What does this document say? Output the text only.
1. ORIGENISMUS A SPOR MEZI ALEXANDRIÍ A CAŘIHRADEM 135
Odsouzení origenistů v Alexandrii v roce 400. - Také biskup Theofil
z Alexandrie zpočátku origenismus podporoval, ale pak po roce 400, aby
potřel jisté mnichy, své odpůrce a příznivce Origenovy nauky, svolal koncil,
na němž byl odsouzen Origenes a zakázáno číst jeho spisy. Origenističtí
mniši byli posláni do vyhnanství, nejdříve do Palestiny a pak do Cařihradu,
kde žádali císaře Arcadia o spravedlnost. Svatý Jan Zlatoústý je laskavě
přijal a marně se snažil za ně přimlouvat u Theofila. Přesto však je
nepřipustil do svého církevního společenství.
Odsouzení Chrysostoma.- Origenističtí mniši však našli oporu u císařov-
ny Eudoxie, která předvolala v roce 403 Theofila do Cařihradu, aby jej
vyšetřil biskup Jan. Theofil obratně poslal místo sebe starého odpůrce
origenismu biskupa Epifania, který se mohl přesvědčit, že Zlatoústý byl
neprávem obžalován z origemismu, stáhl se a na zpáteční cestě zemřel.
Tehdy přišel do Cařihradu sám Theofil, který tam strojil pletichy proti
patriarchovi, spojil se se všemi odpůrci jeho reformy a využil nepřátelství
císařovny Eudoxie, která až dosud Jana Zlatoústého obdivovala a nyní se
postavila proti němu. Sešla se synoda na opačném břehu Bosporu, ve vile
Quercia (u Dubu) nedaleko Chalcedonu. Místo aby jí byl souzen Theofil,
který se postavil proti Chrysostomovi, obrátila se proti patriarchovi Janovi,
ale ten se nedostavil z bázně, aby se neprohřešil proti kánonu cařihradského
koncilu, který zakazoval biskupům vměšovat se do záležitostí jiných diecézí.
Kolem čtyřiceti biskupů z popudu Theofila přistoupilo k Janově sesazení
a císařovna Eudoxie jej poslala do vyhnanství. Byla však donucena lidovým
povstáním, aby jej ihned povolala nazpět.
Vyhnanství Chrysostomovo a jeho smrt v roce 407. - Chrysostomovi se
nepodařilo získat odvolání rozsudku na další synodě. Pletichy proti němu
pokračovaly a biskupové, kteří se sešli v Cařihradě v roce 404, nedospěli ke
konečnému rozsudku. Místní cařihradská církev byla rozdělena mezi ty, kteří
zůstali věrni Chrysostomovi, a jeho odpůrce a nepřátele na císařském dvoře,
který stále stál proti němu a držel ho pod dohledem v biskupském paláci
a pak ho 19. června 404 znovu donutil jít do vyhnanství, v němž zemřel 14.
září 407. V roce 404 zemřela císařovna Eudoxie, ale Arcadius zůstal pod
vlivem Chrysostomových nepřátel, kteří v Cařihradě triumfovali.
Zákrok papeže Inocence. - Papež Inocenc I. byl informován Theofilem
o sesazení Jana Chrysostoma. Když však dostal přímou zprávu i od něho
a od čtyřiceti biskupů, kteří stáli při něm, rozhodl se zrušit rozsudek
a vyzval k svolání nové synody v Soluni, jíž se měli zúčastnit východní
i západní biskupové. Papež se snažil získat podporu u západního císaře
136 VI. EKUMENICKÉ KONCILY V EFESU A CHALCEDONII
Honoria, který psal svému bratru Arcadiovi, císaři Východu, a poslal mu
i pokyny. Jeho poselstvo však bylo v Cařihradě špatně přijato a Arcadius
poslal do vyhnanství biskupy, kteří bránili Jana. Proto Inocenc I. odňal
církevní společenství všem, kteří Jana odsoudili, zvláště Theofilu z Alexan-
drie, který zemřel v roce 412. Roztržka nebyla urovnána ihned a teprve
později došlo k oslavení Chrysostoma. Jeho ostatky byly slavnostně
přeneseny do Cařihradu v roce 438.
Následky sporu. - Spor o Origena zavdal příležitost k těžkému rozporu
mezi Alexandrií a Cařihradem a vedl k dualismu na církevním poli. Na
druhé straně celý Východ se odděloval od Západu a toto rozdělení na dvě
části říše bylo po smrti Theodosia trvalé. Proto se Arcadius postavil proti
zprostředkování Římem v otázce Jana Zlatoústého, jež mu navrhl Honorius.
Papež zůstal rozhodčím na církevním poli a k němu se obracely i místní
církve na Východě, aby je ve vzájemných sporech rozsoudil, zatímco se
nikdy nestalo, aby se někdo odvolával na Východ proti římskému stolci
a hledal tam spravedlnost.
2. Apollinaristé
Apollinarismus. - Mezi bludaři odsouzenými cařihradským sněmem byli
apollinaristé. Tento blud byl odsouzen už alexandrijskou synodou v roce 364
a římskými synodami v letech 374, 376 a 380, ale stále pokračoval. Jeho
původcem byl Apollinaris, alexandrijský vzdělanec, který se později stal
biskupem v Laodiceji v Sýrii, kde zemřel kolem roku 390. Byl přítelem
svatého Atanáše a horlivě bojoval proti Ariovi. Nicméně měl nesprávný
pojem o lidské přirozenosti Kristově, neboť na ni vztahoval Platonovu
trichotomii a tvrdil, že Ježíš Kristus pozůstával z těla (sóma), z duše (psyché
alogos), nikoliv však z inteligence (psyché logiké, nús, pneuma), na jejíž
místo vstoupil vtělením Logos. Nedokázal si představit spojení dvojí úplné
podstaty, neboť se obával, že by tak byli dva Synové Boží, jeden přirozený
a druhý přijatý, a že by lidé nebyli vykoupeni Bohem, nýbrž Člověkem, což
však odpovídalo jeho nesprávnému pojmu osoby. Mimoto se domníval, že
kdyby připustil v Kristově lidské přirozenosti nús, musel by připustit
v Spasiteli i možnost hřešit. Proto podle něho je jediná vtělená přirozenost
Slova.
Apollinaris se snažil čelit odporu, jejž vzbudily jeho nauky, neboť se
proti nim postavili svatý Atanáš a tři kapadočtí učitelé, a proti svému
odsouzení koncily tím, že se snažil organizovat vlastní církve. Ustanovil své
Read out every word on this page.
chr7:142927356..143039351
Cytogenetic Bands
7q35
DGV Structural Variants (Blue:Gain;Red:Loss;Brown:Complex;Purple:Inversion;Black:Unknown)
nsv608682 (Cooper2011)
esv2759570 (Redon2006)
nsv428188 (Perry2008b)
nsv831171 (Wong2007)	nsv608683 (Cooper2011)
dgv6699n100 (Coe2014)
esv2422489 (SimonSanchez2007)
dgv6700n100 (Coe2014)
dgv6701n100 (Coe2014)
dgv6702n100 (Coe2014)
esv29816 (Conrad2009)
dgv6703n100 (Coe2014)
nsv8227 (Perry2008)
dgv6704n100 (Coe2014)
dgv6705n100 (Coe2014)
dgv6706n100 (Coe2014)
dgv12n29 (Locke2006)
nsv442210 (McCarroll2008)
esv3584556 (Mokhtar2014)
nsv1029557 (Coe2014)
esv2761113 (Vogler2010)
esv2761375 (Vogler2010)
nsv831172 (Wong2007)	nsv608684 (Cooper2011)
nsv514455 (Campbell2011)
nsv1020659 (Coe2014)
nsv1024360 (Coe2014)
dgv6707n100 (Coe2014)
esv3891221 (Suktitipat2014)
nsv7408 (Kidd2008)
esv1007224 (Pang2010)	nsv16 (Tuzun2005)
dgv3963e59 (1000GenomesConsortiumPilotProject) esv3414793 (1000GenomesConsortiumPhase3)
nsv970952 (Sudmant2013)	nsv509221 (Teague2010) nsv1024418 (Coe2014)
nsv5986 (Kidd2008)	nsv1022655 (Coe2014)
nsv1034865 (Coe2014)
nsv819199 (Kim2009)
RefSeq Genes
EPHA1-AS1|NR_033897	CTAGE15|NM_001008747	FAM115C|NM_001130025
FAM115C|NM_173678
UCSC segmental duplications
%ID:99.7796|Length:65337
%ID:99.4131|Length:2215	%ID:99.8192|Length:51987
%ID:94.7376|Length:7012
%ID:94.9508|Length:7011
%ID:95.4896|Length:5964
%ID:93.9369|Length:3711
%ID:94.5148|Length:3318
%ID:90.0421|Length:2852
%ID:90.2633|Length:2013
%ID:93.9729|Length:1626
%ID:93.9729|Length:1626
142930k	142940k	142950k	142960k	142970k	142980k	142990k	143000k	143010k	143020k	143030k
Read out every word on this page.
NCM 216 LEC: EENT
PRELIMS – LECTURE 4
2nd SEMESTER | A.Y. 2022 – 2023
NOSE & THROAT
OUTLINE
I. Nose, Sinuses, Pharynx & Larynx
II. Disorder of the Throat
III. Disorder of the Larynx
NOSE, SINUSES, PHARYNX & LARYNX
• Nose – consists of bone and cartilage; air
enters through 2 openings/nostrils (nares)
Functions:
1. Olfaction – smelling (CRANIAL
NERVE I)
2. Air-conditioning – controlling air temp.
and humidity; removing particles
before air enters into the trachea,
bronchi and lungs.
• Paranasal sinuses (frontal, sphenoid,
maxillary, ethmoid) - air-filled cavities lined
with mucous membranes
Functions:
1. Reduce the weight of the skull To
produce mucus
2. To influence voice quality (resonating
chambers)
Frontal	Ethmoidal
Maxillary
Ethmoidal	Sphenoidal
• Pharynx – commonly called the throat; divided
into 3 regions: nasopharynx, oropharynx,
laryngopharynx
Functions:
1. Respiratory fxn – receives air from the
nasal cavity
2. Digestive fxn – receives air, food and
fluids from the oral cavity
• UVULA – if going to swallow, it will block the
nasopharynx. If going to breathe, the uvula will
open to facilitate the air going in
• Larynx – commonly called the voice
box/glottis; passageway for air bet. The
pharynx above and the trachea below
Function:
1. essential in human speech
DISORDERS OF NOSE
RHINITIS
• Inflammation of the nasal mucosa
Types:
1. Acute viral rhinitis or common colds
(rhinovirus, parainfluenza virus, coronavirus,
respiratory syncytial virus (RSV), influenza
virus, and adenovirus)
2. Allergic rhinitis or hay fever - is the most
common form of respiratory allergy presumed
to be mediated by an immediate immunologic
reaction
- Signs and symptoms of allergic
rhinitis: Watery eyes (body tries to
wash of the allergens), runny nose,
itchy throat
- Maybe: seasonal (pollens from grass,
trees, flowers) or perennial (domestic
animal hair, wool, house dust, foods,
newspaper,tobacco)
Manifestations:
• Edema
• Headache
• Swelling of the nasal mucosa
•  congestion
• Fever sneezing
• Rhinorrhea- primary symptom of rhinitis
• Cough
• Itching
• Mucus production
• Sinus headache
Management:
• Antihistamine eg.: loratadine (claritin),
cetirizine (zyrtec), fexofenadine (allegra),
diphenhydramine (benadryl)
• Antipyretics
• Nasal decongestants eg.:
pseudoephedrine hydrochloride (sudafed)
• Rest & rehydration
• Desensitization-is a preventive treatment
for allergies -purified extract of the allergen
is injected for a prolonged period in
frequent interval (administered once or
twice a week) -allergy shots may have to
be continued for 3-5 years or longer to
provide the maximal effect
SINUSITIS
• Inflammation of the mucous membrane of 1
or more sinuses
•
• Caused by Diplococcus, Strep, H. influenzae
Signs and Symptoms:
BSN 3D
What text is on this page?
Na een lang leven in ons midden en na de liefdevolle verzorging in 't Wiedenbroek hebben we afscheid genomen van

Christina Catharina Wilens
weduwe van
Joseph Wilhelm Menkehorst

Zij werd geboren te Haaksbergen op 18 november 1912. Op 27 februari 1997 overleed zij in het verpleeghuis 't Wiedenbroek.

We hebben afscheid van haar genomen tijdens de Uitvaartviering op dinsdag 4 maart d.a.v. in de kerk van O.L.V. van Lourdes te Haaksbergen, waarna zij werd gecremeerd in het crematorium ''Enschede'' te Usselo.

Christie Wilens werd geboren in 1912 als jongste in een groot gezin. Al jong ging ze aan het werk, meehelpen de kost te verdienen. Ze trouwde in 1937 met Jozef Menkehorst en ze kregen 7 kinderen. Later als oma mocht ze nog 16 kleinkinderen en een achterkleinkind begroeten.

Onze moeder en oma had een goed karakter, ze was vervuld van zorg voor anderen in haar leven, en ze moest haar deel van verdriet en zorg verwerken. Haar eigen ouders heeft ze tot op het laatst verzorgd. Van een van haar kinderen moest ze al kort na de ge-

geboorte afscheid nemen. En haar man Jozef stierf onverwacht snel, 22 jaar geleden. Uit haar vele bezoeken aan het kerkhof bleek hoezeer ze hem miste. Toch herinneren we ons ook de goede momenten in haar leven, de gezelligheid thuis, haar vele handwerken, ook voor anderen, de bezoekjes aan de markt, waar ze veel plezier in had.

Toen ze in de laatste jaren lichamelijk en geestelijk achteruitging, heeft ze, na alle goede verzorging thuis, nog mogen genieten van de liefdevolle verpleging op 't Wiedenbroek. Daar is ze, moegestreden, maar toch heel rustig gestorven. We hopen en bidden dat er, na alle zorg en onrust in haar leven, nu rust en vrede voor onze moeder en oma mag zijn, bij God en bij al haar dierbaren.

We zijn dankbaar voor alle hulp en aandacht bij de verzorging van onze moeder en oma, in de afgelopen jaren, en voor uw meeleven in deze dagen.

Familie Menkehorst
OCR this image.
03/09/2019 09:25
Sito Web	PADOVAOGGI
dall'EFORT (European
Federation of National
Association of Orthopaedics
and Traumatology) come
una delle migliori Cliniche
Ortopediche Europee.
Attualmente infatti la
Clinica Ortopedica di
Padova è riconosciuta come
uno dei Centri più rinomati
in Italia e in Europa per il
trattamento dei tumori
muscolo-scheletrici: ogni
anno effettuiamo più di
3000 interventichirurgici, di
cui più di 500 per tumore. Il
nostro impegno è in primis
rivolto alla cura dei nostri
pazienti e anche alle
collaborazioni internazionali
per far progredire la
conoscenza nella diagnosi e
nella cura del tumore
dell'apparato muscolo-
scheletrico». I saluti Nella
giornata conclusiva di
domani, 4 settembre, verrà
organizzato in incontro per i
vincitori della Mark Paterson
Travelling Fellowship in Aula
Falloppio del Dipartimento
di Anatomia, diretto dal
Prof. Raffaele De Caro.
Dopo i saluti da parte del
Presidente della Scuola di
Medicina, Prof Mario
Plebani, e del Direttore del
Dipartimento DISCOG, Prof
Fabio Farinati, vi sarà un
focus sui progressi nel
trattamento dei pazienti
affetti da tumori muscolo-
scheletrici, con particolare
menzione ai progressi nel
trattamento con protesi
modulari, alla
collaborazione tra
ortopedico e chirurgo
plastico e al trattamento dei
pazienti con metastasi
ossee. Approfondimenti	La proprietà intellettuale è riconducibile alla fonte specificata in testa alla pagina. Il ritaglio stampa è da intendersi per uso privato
□ □ □ □ □ □ □
(What is expected)
Report each line of the material in which the string "geboren" occurs.

(Exercise output)
Zij werd geboren te Haaksbergen op 18 november 1912. Op 27 februari 1997 overleed zij in het verpleeghuis 't Wiedenbroek.
Christie Wilens werd geboren in 1912 als jongste in een groot gezin. Al jong ging ze aan het werk, meehelpen de kost te verdienen. Ze trouwde in 1937 met Jozef Menkehorst en ze kregen 7 kinderen. Later als oma mocht ze nog 16 kleinkinderen en een achterkleinkind begroeten.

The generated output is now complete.